WHAT YOU WILL DO -
Reproduce the listing word for word, leaving every picture behind.
— begin EXERCISE INPUTS —
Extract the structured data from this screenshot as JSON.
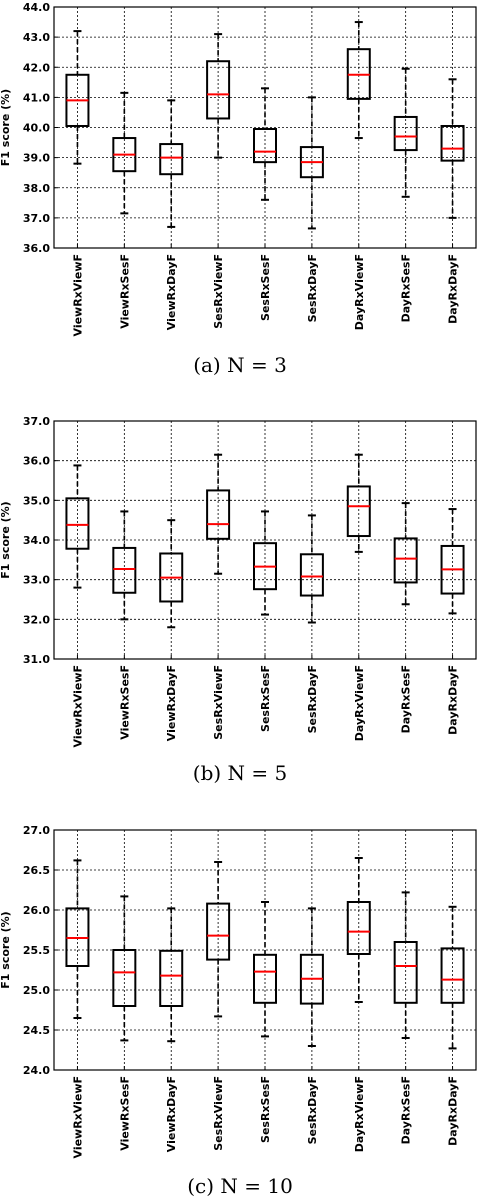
{
  "chart_data": [
    {
      "type": "box",
      "caption": "(a) N = 3",
      "ylabel": "F1 score (%)",
      "ylim": [
        36.0,
        44.0
      ],
      "yticks": [
        "36.0",
        "37.0",
        "38.0",
        "39.0",
        "40.0",
        "41.0",
        "42.0",
        "43.0",
        "44.0"
      ],
      "grid": true,
      "categories": [
        "ViewRxViewF",
        "ViewRxSesF",
        "ViewRxDayF",
        "SesRxViewF",
        "SesRxSesF",
        "SesRxDayF",
        "DayRxViewF",
        "DayRxSesF",
        "DayRxDayF"
      ],
      "boxes": [
        {
          "whisker_low": 38.8,
          "q1": 40.05,
          "median": 40.9,
          "q3": 41.75,
          "whisker_high": 43.2
        },
        {
          "whisker_low": 37.15,
          "q1": 38.55,
          "median": 39.1,
          "q3": 39.65,
          "whisker_high": 41.15
        },
        {
          "whisker_low": 36.7,
          "q1": 38.45,
          "median": 39.0,
          "q3": 39.45,
          "whisker_high": 40.9
        },
        {
          "whisker_low": 39.0,
          "q1": 40.3,
          "median": 41.1,
          "q3": 42.2,
          "whisker_high": 43.1
        },
        {
          "whisker_low": 37.6,
          "q1": 38.85,
          "median": 39.2,
          "q3": 39.95,
          "whisker_high": 41.3
        },
        {
          "whisker_low": 36.65,
          "q1": 38.35,
          "median": 38.85,
          "q3": 39.35,
          "whisker_high": 41.0
        },
        {
          "whisker_low": 39.65,
          "q1": 40.95,
          "median": 41.75,
          "q3": 42.6,
          "whisker_high": 43.5
        },
        {
          "whisker_low": 37.7,
          "q1": 39.25,
          "median": 39.7,
          "q3": 40.35,
          "whisker_high": 41.95
        },
        {
          "whisker_low": 37.0,
          "q1": 38.9,
          "median": 39.3,
          "q3": 40.05,
          "whisker_high": 41.6
        }
      ]
    },
    {
      "type": "box",
      "caption": "(b) N = 5",
      "ylabel": "F1 score (%)",
      "ylim": [
        31.0,
        37.0
      ],
      "yticks": [
        "31.0",
        "32.0",
        "33.0",
        "34.0",
        "35.0",
        "36.0",
        "37.0"
      ],
      "grid": true,
      "categories": [
        "ViewRxViewF",
        "ViewRxSesF",
        "ViewRxDayF",
        "SesRxViewF",
        "SesRxSesF",
        "SesRxDayF",
        "DayRxViewF",
        "DayRxSesF",
        "DayRxDayF"
      ],
      "boxes": [
        {
          "whisker_low": 32.8,
          "q1": 33.78,
          "median": 34.38,
          "q3": 35.05,
          "whisker_high": 35.88
        },
        {
          "whisker_low": 32.0,
          "q1": 32.67,
          "median": 33.27,
          "q3": 33.8,
          "whisker_high": 34.72
        },
        {
          "whisker_low": 31.8,
          "q1": 32.45,
          "median": 33.05,
          "q3": 33.66,
          "whisker_high": 34.5
        },
        {
          "whisker_low": 33.15,
          "q1": 34.03,
          "median": 34.4,
          "q3": 35.25,
          "whisker_high": 36.15
        },
        {
          "whisker_low": 32.12,
          "q1": 32.76,
          "median": 33.33,
          "q3": 33.92,
          "whisker_high": 34.72
        },
        {
          "whisker_low": 31.92,
          "q1": 32.6,
          "median": 33.08,
          "q3": 33.64,
          "whisker_high": 34.62
        },
        {
          "whisker_low": 33.7,
          "q1": 34.1,
          "median": 34.85,
          "q3": 35.35,
          "whisker_high": 36.15
        },
        {
          "whisker_low": 32.38,
          "q1": 32.93,
          "median": 33.53,
          "q3": 34.04,
          "whisker_high": 34.93
        },
        {
          "whisker_low": 32.15,
          "q1": 32.65,
          "median": 33.26,
          "q3": 33.85,
          "whisker_high": 34.78
        }
      ]
    },
    {
      "type": "box",
      "caption": "(c) N = 10",
      "ylabel": "F1 score (%)",
      "ylim": [
        24.0,
        27.0
      ],
      "yticks": [
        "24.0",
        "24.5",
        "25.0",
        "25.5",
        "26.0",
        "26.5",
        "27.0"
      ],
      "grid": true,
      "categories": [
        "ViewRxViewF",
        "ViewRxSesF",
        "ViewRxDayF",
        "SesRxViewF",
        "SesRxSesF",
        "SesRxDayF",
        "DayRxViewF",
        "DayRxSesF",
        "DayRxDayF"
      ],
      "boxes": [
        {
          "whisker_low": 24.65,
          "q1": 25.3,
          "median": 25.65,
          "q3": 26.02,
          "whisker_high": 26.62
        },
        {
          "whisker_low": 24.37,
          "q1": 24.8,
          "median": 25.22,
          "q3": 25.5,
          "whisker_high": 26.17
        },
        {
          "whisker_low": 24.36,
          "q1": 24.8,
          "median": 25.18,
          "q3": 25.49,
          "whisker_high": 26.02
        },
        {
          "whisker_low": 24.67,
          "q1": 25.38,
          "median": 25.68,
          "q3": 26.08,
          "whisker_high": 26.6
        },
        {
          "whisker_low": 24.42,
          "q1": 24.84,
          "median": 25.23,
          "q3": 25.44,
          "whisker_high": 26.1
        },
        {
          "whisker_low": 24.3,
          "q1": 24.83,
          "median": 25.14,
          "q3": 25.44,
          "whisker_high": 26.02
        },
        {
          "whisker_low": 24.85,
          "q1": 25.45,
          "median": 25.73,
          "q3": 26.1,
          "whisker_high": 26.65
        },
        {
          "whisker_low": 24.4,
          "q1": 24.84,
          "median": 25.3,
          "q3": 25.6,
          "whisker_high": 26.22
        },
        {
          "whisker_low": 24.27,
          "q1": 24.84,
          "median": 25.13,
          "q3": 25.52,
          "whisker_high": 26.04
        }
      ]
    }
  ],
  "colors": {
    "box": "#000000",
    "median": "#ff0000",
    "grid": "#000000"
  }
}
— end EXERCISE INPUTS —
THE RESPONSE -
Extract the structured data from this screenshot as JSON.
{
  "chart_data": [
    {
      "type": "box",
      "caption": "(a) N = 3",
      "ylabel": "F1 score (%)",
      "ylim": [
        36.0,
        44.0
      ],
      "yticks": [
        "36.0",
        "37.0",
        "38.0",
        "39.0",
        "40.0",
        "41.0",
        "42.0",
        "43.0",
        "44.0"
      ],
      "grid": true,
      "categories": [
        "ViewRxViewF",
        "ViewRxSesF",
        "ViewRxDayF",
        "SesRxViewF",
        "SesRxSesF",
        "SesRxDayF",
        "DayRxViewF",
        "DayRxSesF",
        "DayRxDayF"
      ],
      "boxes": [
        {
          "whisker_low": 38.8,
          "q1": 40.05,
          "median": 40.9,
          "q3": 41.75,
          "whisker_high": 43.2
        },
        {
          "whisker_low": 37.15,
          "q1": 38.55,
          "median": 39.1,
          "q3": 39.65,
          "whisker_high": 41.15
        },
        {
          "whisker_low": 36.7,
          "q1": 38.45,
          "median": 39.0,
          "q3": 39.45,
          "whisker_high": 40.9
        },
        {
          "whisker_low": 39.0,
          "q1": 40.3,
          "median": 41.1,
          "q3": 42.2,
          "whisker_high": 43.1
        },
        {
          "whisker_low": 37.6,
          "q1": 38.85,
          "median": 39.2,
          "q3": 39.95,
          "whisker_high": 41.3
        },
        {
          "whisker_low": 36.65,
          "q1": 38.35,
          "median": 38.85,
          "q3": 39.35,
          "whisker_high": 41.0
        },
        {
          "whisker_low": 39.65,
          "q1": 40.95,
          "median": 41.75,
          "q3": 42.6,
          "whisker_high": 43.5
        },
        {
          "whisker_low": 37.7,
          "q1": 39.25,
          "median": 39.7,
          "q3": 40.35,
          "whisker_high": 41.95
        },
        {
          "whisker_low": 37.0,
          "q1": 38.9,
          "median": 39.3,
          "q3": 40.05,
          "whisker_high": 41.6
        }
      ]
    },
    {
      "type": "box",
      "caption": "(b) N = 5",
      "ylabel": "F1 score (%)",
      "ylim": [
        31.0,
        37.0
      ],
      "yticks": [
        "31.0",
        "32.0",
        "33.0",
        "34.0",
        "35.0",
        "36.0",
        "37.0"
      ],
      "grid": true,
      "categories": [
        "ViewRxViewF",
        "ViewRxSesF",
        "ViewRxDayF",
        "SesRxViewF",
        "SesRxSesF",
        "SesRxDayF",
        "DayRxViewF",
        "DayRxSesF",
        "DayRxDayF"
      ],
      "boxes": [
        {
          "whisker_low": 32.8,
          "q1": 33.78,
          "median": 34.38,
          "q3": 35.05,
          "whisker_high": 35.88
        },
        {
          "whisker_low": 32.0,
          "q1": 32.67,
          "median": 33.27,
          "q3": 33.8,
          "whisker_high": 34.72
        },
        {
          "whisker_low": 31.8,
          "q1": 32.45,
          "median": 33.05,
          "q3": 33.66,
          "whisker_high": 34.5
        },
        {
          "whisker_low": 33.15,
          "q1": 34.03,
          "median": 34.4,
          "q3": 35.25,
          "whisker_high": 36.15
        },
        {
          "whisker_low": 32.12,
          "q1": 32.76,
          "median": 33.33,
          "q3": 33.92,
          "whisker_high": 34.72
        },
        {
          "whisker_low": 31.92,
          "q1": 32.6,
          "median": 33.08,
          "q3": 33.64,
          "whisker_high": 34.62
        },
        {
          "whisker_low": 33.7,
          "q1": 34.1,
          "median": 34.85,
          "q3": 35.35,
          "whisker_high": 36.15
        },
        {
          "whisker_low": 32.38,
          "q1": 32.93,
          "median": 33.53,
          "q3": 34.04,
          "whisker_high": 34.93
        },
        {
          "whisker_low": 32.15,
          "q1": 32.65,
          "median": 33.26,
          "q3": 33.85,
          "whisker_high": 34.78
        }
      ]
    },
    {
      "type": "box",
      "caption": "(c) N = 10",
      "ylabel": "F1 score (%)",
      "ylim": [
        24.0,
        27.0
      ],
      "yticks": [
        "24.0",
        "24.5",
        "25.0",
        "25.5",
        "26.0",
        "26.5",
        "27.0"
      ],
      "grid": true,
      "categories": [
        "ViewRxViewF",
        "ViewRxSesF",
        "ViewRxDayF",
        "SesRxViewF",
        "SesRxSesF",
        "SesRxDayF",
        "DayRxViewF",
        "DayRxSesF",
        "DayRxDayF"
      ],
      "boxes": [
        {
          "whisker_low": 24.65,
          "q1": 25.3,
          "median": 25.65,
          "q3": 26.02,
          "whisker_high": 26.62
        },
        {
          "whisker_low": 24.37,
          "q1": 24.8,
          "median": 25.22,
          "q3": 25.5,
          "whisker_high": 26.17
        },
        {
          "whisker_low": 24.36,
          "q1": 24.8,
          "median": 25.18,
          "q3": 25.49,
          "whisker_high": 26.02
        },
        {
          "whisker_low": 24.67,
          "q1": 25.38,
          "median": 25.68,
          "q3": 26.08,
          "whisker_high": 26.6
        },
        {
          "whisker_low": 24.42,
          "q1": 24.84,
          "median": 25.23,
          "q3": 25.44,
          "whisker_high": 26.1
        },
        {
          "whisker_low": 24.3,
          "q1": 24.83,
          "median": 25.14,
          "q3": 25.44,
          "whisker_high": 26.02
        },
        {
          "whisker_low": 24.85,
          "q1": 25.45,
          "median": 25.73,
          "q3": 26.1,
          "whisker_high": 26.65
        },
        {
          "whisker_low": 24.4,
          "q1": 24.84,
          "median": 25.3,
          "q3": 25.6,
          "whisker_high": 26.22
        },
        {
          "whisker_low": 24.27,
          "q1": 24.84,
          "median": 25.13,
          "q3": 25.52,
          "whisker_high": 26.04
        }
      ]
    }
  ],
  "colors": {
    "box": "#000000",
    "median": "#ff0000",
    "grid": "#000000"
  }
}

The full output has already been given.